>> START
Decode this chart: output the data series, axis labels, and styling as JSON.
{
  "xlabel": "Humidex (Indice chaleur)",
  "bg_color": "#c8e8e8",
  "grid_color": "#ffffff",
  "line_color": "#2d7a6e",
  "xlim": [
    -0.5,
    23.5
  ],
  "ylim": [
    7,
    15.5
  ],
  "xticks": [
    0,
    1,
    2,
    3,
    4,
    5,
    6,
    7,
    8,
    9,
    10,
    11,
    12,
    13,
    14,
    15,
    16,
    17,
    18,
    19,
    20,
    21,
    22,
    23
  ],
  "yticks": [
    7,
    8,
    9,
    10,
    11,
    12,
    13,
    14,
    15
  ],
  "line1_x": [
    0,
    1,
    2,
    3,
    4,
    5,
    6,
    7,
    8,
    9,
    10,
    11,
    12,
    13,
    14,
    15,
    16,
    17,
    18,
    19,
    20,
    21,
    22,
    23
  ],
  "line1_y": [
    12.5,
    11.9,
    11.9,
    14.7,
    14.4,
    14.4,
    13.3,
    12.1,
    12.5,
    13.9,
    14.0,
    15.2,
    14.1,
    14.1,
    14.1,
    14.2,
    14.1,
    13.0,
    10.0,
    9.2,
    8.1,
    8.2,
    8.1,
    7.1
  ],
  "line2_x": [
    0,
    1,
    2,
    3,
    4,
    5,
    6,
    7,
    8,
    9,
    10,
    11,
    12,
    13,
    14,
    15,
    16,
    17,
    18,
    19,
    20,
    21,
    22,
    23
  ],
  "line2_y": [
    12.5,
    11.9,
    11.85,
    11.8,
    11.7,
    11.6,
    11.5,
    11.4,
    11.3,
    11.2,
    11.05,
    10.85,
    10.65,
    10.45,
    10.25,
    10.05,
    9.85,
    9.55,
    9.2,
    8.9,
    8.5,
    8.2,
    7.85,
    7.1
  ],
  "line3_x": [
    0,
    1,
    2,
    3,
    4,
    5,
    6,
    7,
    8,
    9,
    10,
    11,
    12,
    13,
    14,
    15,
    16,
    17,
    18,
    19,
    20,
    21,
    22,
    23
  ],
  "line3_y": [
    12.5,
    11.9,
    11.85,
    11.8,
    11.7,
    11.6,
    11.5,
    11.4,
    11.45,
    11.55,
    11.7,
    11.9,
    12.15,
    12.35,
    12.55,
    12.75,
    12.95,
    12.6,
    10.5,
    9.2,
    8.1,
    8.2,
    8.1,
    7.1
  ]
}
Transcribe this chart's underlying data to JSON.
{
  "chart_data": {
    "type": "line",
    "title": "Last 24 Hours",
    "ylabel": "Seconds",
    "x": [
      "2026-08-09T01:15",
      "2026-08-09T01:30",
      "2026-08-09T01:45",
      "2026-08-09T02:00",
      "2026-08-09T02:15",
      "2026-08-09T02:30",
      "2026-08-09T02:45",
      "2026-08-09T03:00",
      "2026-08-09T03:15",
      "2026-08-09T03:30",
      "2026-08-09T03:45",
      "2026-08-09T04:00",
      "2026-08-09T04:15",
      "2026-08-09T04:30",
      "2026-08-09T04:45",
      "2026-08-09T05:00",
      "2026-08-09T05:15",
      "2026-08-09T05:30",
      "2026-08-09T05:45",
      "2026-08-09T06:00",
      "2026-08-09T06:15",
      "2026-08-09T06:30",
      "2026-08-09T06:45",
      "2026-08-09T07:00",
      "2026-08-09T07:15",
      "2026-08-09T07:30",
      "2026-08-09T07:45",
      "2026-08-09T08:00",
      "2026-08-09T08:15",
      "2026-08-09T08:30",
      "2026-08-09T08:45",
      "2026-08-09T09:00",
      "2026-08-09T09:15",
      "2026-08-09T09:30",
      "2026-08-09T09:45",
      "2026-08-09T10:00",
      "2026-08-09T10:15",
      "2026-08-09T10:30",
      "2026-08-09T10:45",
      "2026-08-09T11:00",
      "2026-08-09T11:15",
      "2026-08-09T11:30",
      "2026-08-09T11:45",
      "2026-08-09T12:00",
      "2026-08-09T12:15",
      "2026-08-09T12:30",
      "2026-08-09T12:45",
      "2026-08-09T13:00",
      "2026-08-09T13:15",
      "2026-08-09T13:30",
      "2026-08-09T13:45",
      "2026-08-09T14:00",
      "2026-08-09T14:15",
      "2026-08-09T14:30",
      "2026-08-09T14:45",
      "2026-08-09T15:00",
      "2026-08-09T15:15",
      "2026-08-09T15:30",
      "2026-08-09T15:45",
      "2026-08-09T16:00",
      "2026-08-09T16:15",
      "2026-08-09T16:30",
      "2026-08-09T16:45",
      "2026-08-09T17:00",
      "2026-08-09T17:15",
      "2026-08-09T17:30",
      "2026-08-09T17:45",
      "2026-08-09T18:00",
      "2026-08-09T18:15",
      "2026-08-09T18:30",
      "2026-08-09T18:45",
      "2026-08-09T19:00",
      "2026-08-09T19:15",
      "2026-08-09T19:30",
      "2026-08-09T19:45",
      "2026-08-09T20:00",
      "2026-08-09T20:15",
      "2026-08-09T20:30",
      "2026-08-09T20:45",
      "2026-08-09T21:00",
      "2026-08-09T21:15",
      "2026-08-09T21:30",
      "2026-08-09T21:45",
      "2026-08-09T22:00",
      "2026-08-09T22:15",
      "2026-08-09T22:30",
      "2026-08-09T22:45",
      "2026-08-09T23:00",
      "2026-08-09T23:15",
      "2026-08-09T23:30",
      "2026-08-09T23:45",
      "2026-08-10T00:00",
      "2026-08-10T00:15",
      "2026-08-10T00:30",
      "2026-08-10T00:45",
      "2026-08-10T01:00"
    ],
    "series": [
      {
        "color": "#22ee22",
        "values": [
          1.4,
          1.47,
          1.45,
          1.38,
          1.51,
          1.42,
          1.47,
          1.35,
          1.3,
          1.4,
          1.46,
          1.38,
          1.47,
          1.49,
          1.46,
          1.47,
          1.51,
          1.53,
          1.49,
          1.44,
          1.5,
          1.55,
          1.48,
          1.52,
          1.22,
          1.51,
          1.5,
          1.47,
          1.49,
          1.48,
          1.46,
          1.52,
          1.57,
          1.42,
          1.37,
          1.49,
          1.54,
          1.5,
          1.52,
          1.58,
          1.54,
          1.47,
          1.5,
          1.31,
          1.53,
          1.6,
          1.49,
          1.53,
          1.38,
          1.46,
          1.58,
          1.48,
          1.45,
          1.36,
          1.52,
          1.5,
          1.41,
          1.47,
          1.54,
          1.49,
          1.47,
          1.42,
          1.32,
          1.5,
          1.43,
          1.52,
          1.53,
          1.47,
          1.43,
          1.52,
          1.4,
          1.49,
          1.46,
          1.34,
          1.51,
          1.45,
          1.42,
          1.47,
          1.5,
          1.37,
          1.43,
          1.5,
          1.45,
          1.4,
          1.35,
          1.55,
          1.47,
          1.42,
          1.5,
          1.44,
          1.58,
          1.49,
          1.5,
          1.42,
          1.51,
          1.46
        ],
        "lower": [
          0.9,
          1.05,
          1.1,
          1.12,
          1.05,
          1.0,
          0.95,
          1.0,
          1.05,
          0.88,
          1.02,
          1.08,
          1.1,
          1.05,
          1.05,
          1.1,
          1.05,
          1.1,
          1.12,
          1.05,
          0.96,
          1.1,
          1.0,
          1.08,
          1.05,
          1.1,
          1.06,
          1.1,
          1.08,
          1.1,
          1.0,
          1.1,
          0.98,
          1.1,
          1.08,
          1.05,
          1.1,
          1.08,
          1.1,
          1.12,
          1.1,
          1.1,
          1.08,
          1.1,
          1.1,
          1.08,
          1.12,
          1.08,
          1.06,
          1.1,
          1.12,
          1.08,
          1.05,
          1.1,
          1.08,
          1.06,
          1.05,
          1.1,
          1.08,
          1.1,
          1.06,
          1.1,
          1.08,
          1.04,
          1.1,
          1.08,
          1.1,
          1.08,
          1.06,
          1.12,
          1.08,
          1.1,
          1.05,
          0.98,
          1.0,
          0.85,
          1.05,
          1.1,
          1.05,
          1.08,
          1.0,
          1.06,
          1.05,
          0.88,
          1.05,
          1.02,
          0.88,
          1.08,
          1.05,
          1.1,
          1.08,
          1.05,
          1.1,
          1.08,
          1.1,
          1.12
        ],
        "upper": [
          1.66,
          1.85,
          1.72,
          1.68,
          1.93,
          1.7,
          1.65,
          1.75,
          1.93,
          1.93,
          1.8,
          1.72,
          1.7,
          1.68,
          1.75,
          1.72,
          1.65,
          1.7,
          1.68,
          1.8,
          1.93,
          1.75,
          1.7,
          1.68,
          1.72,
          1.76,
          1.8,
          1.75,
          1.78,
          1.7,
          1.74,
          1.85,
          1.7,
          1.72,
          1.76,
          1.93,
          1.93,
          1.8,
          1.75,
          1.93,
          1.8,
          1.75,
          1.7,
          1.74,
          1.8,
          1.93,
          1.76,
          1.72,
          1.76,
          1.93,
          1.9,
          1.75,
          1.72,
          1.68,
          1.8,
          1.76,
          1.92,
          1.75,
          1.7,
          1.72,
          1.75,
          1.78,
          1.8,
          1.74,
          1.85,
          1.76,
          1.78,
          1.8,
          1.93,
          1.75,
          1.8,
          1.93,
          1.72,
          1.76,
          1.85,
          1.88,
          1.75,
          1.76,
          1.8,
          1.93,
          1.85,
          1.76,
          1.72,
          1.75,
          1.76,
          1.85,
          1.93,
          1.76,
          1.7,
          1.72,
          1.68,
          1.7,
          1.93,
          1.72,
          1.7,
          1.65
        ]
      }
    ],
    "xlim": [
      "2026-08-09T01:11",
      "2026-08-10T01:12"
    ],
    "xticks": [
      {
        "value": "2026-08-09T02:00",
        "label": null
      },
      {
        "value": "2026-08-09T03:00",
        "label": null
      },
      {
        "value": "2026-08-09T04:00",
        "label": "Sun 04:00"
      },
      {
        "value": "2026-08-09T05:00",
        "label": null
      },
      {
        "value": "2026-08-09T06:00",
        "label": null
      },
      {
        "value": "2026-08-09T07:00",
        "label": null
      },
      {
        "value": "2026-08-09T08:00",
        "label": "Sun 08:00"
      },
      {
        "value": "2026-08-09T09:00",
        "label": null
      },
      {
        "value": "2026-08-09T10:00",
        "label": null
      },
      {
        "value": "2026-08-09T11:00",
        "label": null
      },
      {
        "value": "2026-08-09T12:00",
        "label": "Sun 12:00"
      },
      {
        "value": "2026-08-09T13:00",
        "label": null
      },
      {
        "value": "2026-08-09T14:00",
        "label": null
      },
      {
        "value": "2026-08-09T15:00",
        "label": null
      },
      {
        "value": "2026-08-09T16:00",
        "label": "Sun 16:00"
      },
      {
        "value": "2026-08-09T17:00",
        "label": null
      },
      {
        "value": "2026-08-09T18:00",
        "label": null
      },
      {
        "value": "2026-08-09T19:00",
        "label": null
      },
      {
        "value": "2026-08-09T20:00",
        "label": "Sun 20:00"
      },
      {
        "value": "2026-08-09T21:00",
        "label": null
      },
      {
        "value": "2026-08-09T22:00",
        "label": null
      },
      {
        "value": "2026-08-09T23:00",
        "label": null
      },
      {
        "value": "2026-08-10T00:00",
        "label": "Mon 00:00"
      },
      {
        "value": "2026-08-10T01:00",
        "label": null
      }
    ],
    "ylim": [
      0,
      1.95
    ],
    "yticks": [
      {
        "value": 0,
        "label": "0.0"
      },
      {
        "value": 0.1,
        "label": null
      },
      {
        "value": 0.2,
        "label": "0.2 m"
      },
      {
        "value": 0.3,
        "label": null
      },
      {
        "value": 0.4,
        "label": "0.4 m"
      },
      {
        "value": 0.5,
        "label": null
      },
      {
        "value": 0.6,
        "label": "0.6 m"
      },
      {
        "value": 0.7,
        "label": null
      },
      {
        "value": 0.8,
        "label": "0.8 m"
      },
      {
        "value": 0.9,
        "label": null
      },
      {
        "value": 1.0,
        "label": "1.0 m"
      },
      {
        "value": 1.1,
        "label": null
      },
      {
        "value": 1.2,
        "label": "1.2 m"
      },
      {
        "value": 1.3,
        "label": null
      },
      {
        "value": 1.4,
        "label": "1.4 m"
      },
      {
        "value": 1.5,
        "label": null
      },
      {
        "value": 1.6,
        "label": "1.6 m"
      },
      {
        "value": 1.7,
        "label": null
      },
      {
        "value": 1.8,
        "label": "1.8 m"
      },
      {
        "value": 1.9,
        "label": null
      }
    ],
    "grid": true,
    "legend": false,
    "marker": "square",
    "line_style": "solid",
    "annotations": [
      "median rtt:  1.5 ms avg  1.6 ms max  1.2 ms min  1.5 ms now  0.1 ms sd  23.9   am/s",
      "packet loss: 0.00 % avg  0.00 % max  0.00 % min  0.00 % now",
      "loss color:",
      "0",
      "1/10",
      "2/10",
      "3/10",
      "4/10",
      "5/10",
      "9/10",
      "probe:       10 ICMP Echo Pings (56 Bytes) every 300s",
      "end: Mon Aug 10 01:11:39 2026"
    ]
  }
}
>> END
**TASK TO CARRY OUT**. Copy each line from the data above that includes "JSON".

**RESPONSE TO THE EXERCISE**.
Decode this chart: output the data series, axis labels, and styling as JSON.
Transcribe this chart's underlying data to JSON.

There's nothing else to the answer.